Provided passage:
################
The pillows I bought for us are organic buckwheat on one side, millet on the other. They're smaller than a standard bed pillow, can be configured in a variety of heights and densities, and provide the best neck and shoulder support I've ever experienced. Although I have no scientific proof to back me up here (so please don't quote me), I have a feeling that the pillow is hitting all the right acupressure points in the back of my skull to induce sleep. I can't think of what else it can be, but whatever it is, it's truly amazing!

Sleep is vital to creativity. Heck, it's vital to life! I can't overstate how much better I'm feeling during the day, and how much less back pain I wake up with (currently none at all. Keeping my fingers crossed. . . .)

My next purchase will be to buy the Bucky travel versions of this incredible invention. Now that I've become such a total fan I can't imagine leaving home without one. And as my husband says, in case of global disaster, we can always eat them. A good deal, all round, I'd say.
################
A block of data:
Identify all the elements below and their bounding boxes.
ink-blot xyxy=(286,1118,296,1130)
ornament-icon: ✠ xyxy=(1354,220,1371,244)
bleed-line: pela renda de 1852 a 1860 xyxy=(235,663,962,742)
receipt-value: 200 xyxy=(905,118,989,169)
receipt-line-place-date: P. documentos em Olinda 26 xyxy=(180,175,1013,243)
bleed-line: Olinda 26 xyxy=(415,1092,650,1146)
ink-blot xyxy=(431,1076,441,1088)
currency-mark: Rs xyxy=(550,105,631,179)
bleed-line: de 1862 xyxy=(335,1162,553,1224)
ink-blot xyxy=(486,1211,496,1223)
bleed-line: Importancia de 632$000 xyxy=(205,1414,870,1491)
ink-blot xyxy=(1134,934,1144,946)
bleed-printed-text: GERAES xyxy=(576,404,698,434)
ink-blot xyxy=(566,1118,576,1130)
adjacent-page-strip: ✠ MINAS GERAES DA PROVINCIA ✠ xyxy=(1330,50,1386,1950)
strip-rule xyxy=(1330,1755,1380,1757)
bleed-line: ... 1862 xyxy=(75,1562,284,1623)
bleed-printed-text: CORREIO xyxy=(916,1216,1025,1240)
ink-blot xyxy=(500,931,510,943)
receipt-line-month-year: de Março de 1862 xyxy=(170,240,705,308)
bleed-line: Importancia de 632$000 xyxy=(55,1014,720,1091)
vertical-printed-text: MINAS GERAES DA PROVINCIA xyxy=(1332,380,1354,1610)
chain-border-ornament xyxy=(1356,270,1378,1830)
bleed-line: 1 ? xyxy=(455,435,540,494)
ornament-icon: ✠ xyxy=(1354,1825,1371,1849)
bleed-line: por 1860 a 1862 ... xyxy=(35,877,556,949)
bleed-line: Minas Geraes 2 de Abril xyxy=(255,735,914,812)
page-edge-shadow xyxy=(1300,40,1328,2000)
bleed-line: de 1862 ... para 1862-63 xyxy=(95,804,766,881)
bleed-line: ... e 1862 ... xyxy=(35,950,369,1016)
################
Requests:
A: In the buckwheat pillow passage, what three properties does the sentence beginning "They're smaller than a standard bed pillow" give the pillows?
B: Carry the buckwheat pillow passage forward, starting after its final sentence.
The items come from a separate source.

Final results:
A:
- They are smaller than a standard bed pillow.
- They can be configured in a variety of heights and densities.
- They provide the best neck and shoulder support the writer has ever experienced.

B:
Tip of the Day: There are many brands and types of buckwheat pillows available, "Bucky" being only one of them. But if you're suffering from any kind of insomnia or sleep-related problem, changing over to this type of pillow might be just the answer you're looking for. And if it doesn't work for you at night, I think you'll still be pleased at the way it makes an extremely firm and supportive head-rest for reading in bed or on the couch. Sweet dreams!

Monday, June 6, 2016

Poem Sketching

From my weekend sketchbook: Pentel Stylo pen, Sumi ink, and watercolor.
I've been studying Chinese painting techniques, especially trees--
very meditative and just right for poetry!

How did it get to be June? And how have I managed to skip out on blogging for so many weeks? It seems like the A-Z challenge was only a few days ago . . . 

May was a hectic month: Someone drove into my new car (all fixed now, yay!), I wrote at least ten versions of a new query letter and synopsis of The Abyssal Plain (finally settling on one I liked, thank goodness), and my day job was intense--I went to the post office so often it's a wonder they didn't offer me a cot so I could just stay the night.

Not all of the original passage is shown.